-- Available records start --

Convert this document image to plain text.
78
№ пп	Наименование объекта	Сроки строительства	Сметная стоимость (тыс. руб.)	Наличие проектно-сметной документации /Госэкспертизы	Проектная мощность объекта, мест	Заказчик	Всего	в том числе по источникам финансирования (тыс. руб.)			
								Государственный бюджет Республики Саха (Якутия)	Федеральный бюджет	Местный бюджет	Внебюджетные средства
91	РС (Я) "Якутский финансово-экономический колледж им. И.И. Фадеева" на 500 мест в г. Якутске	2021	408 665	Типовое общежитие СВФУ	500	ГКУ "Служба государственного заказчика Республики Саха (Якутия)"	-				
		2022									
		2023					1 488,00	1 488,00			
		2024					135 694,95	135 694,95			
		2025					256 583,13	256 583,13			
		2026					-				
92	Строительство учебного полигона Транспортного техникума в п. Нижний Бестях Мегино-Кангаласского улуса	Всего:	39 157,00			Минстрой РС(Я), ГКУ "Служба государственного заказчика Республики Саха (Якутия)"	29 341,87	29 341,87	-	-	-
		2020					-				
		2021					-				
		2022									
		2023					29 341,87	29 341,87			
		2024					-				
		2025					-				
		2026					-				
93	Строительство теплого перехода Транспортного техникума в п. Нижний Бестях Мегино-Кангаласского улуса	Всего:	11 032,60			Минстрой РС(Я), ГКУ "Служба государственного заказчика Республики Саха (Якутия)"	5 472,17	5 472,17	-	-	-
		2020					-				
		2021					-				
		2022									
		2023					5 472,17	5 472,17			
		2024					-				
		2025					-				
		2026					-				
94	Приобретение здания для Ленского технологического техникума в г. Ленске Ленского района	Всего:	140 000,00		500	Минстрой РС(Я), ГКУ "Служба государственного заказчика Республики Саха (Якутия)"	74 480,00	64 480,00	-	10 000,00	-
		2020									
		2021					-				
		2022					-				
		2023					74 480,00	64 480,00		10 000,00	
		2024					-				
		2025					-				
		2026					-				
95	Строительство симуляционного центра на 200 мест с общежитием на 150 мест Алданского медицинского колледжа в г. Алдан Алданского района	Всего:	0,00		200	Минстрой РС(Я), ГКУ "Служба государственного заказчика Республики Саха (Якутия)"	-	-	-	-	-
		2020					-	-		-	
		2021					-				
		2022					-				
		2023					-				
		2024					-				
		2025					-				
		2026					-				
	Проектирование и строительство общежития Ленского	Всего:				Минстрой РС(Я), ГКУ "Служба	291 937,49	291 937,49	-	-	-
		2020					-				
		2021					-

-- Available records end --

=== Exercise ===
Where a line above contains the word "заказчика", copy that line.

=== Answer ===
91	РС (Я) "Якутский финансово-экономический колледж им. И.И. Фадеева" на 500 мест в г. Якутске	2021	408 665	Типовое общежитие СВФУ	500	ГКУ "Служба государственного заказчика Республики Саха (Якутия)"	-				
92	Строительство учебного полигона Транспортного техникума в п. Нижний Бестях Мегино-Кангаласского улуса	Всего:	39 157,00			Минстрой РС(Я), ГКУ "Служба государственного заказчика Республики Саха (Якутия)"	29 341,87	29 341,87	-	-	-
93	Строительство теплого перехода Транспортного техникума в п. Нижний Бестях Мегино-Кангаласского улуса	Всего:	11 032,60			Минстрой РС(Я), ГКУ "Служба государственного заказчика Республики Саха (Якутия)"	5 472,17	5 472,17	-	-	-
94	Приобретение здания для Ленского технологического техникума в г. Ленске Ленского района	Всего:	140 000,00		500	Минстрой РС(Я), ГКУ "Служба государственного заказчика Республики Саха (Якутия)"	74 480,00	64 480,00	-	10 000,00	-
95	Строительство симуляционного центра на 200 мест с общежитием на 150 мест Алданского медицинского колледжа в г. Алдан Алданского района	Всего:	0,00		200	Минстрой РС(Я), ГКУ "Служба государственного заказчика Республики Саха (Якутия)"	-	-	-	-	-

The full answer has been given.